| EXERCISE GOAL |
Collect all lines from the listing that include the string "marks".
>> Start GIVEN ENTRIES
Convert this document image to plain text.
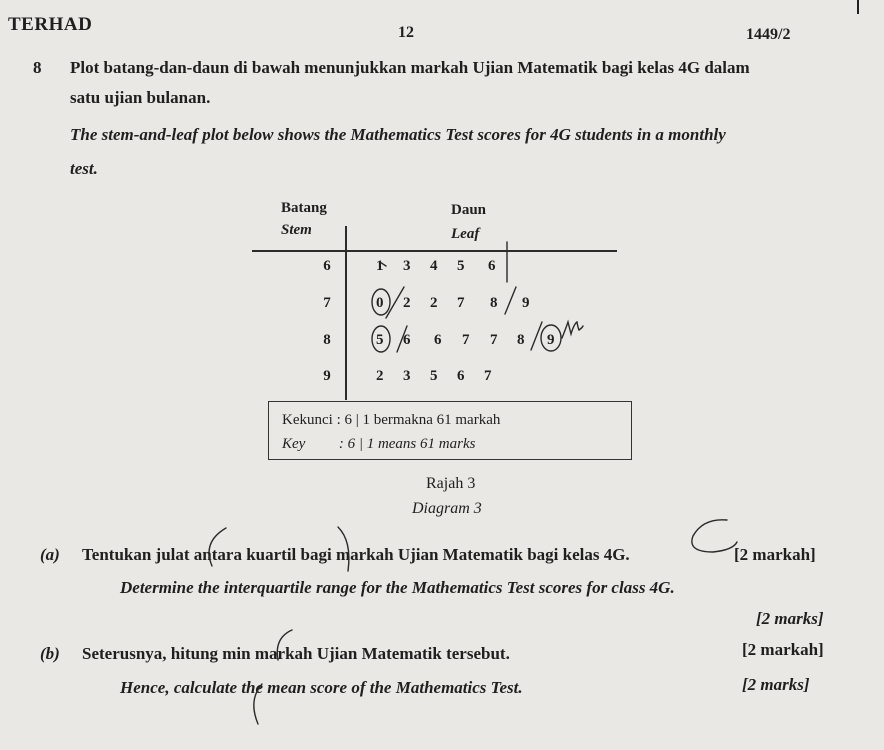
TERHAD	12	1449/2
8 Plot batang-dan-daun di bawah menunjukkan markah Ujian Matematik bagi kelas 4G dalam
satu ujian bulanan.
The stem-and-leaf plot below shows the Mathematics Test scores for 4G students in a monthly
test.
Batang
Stem
Daun
Leaf
6	1 3 4 5 6
7	0 2 2 7 8 9
8	5 6 6 7 7 8 9
9	2 3 5 6 7
Kekunci : 6 | 1 bermakna 61 markah
Key : 6 | 1 means 61 marks
Rajah 3
Diagram 3
(a) Tentukan julat antara kuartil bagi markah Ujian Matematik bagi kelas 4G.	[2 markah]
Determine the interquartile range for the Mathematics Test scores for class 4G.
[2 marks]
(b) Seterusnya, hitung min markah Ujian Matematik tersebut.	[2 markah]
Hence, calculate the mean score of the Mathematics Test.	[2 marks]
>> End GIVEN ENTRIES
| RESULT OF THE EXERCISE |
Key : 6 | 1 means 61 marks
[2 marks]
Hence, calculate the mean score of the Mathematics Test.	[2 marks]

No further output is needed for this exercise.